→ What you have to do
Collect all lines below with the string "ylabel".

→ Extracted material
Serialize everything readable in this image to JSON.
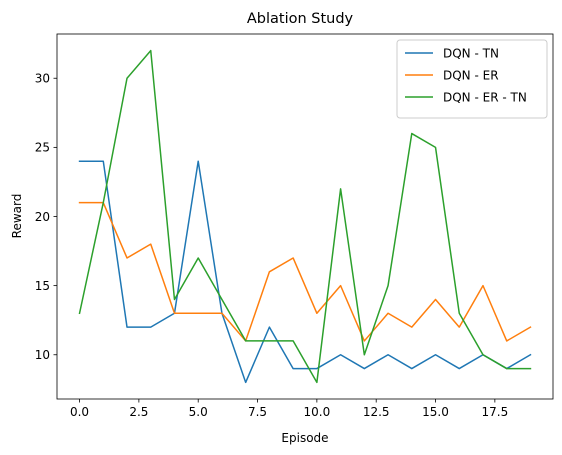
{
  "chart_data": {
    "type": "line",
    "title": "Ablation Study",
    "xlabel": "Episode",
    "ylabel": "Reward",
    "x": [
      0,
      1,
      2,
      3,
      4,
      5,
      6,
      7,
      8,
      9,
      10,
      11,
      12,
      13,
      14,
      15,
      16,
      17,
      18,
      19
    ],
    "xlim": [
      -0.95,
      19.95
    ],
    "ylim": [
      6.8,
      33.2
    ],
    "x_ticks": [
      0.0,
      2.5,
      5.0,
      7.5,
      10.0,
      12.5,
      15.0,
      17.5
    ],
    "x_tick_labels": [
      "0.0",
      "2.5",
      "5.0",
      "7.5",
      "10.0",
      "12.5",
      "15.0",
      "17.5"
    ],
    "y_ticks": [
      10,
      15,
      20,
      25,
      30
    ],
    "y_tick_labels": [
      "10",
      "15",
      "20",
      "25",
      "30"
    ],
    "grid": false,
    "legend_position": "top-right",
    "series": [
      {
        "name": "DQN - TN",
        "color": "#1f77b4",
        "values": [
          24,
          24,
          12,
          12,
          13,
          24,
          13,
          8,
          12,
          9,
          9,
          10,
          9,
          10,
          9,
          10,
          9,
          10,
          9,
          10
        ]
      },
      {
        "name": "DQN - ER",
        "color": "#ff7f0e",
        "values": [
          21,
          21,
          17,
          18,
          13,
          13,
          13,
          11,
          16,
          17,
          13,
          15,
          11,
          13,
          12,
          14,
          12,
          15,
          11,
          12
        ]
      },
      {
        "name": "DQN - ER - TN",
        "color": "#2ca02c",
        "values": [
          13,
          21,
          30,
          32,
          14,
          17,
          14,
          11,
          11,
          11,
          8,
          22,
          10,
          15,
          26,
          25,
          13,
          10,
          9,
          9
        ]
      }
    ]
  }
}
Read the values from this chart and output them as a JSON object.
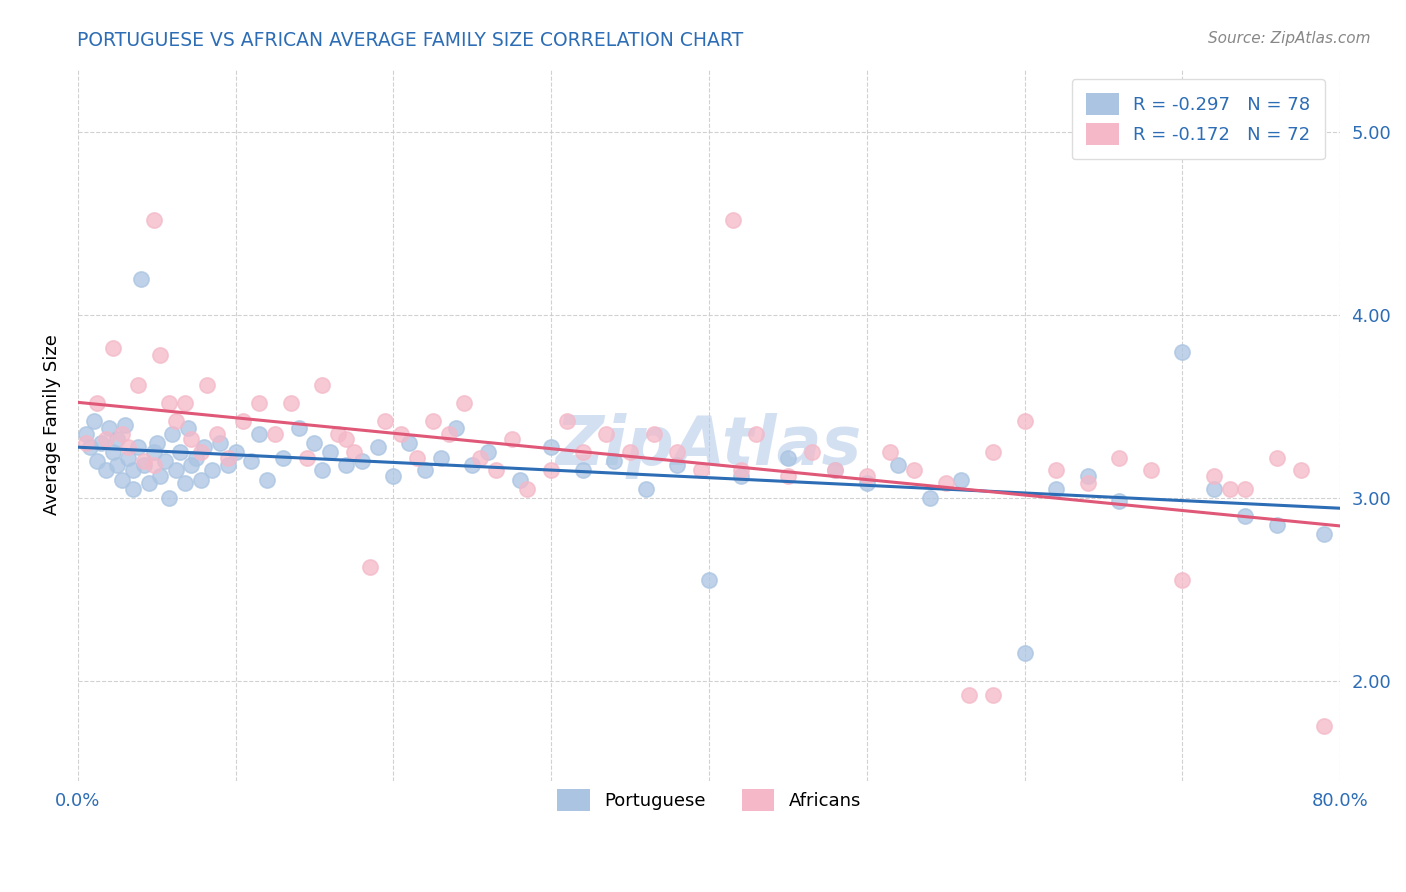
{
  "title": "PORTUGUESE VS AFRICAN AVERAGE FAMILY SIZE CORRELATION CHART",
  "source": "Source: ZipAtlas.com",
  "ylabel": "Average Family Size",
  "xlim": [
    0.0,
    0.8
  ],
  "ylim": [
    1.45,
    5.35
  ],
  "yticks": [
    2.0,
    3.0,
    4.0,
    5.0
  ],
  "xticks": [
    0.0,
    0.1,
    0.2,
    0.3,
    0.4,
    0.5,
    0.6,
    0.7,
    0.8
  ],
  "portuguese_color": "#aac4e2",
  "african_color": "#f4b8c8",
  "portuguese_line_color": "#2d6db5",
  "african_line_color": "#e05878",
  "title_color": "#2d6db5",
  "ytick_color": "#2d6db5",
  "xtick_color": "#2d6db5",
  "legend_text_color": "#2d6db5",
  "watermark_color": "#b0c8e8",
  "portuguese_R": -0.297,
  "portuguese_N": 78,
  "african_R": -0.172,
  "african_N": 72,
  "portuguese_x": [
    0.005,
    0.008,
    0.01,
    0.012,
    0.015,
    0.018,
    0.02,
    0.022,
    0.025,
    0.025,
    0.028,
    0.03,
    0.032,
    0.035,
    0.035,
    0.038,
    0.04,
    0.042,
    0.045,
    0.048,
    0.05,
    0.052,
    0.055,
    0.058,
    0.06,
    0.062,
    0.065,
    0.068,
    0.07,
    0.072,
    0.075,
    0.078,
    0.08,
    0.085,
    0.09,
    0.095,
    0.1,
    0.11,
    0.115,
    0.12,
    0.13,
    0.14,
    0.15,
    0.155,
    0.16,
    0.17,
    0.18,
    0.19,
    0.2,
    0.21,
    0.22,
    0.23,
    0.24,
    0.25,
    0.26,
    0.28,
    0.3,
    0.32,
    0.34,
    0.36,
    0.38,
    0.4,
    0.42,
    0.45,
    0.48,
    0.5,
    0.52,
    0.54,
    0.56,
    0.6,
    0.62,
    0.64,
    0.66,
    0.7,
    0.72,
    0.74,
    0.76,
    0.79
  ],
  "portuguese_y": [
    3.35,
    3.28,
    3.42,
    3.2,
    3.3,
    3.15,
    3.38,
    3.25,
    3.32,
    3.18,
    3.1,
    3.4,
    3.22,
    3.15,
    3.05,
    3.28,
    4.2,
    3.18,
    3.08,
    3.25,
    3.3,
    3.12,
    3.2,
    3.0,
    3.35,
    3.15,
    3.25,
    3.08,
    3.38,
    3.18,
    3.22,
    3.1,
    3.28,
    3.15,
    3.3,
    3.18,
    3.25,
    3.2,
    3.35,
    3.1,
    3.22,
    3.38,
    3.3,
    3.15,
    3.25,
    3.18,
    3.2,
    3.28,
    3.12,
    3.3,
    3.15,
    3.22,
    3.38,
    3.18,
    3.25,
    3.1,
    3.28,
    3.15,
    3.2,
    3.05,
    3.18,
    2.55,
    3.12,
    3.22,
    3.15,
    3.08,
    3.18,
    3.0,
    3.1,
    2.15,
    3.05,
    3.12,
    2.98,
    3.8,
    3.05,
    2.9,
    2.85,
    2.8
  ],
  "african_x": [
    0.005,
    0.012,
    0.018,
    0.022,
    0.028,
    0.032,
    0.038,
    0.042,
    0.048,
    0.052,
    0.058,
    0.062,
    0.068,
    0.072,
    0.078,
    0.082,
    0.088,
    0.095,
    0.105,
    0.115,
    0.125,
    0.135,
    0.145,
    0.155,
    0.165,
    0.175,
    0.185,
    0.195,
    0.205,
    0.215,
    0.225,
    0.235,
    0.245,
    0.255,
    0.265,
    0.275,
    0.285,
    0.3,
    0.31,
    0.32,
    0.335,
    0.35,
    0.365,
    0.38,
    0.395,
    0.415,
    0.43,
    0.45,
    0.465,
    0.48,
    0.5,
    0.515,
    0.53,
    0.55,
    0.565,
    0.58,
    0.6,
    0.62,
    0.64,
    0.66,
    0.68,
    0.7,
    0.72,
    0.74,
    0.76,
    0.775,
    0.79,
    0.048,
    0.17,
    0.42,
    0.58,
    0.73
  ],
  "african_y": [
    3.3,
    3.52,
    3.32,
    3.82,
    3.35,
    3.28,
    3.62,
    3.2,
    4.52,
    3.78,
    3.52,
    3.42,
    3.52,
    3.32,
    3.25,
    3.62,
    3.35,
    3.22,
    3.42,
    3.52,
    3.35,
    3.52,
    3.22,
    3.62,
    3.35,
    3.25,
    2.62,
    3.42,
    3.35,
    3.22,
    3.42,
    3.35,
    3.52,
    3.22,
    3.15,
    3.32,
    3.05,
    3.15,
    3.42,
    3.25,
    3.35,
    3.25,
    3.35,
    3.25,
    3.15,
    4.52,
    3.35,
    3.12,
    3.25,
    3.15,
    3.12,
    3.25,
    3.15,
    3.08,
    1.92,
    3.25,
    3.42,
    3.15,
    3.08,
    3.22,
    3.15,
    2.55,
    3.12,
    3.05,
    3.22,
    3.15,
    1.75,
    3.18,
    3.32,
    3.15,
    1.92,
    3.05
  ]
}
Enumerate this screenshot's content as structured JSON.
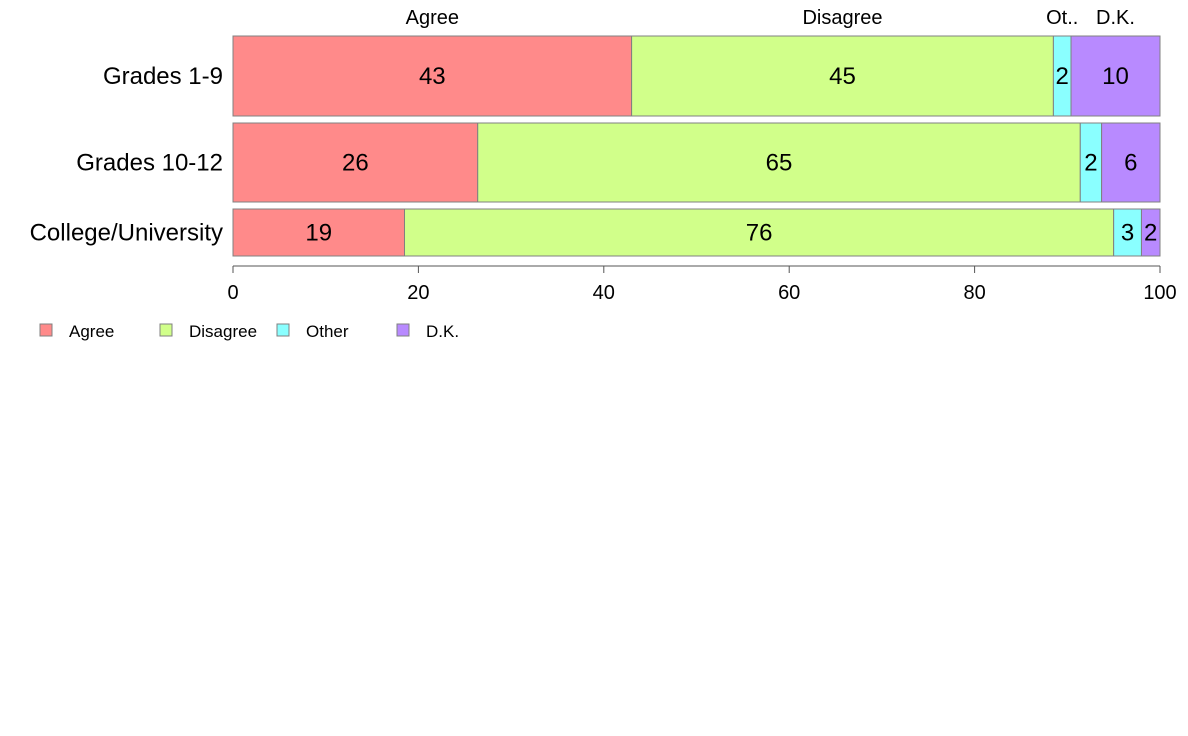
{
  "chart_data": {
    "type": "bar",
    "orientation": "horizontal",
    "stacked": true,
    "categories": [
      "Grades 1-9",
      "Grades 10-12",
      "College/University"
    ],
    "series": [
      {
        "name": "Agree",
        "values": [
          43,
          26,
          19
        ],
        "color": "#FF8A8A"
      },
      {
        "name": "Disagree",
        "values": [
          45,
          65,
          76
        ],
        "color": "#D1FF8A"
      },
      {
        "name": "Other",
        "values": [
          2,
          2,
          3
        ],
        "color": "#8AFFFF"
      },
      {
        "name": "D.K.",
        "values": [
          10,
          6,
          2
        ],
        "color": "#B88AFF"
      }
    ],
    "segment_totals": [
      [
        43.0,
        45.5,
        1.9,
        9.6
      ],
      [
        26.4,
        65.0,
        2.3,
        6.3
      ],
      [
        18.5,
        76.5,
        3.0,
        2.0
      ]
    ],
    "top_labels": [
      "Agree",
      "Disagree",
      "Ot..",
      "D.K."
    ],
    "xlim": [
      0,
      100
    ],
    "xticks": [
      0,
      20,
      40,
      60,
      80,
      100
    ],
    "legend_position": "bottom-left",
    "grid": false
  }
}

→ Answer to the exercise
    "ylabel": "Reward",
  "ylabel": "Average Family Size",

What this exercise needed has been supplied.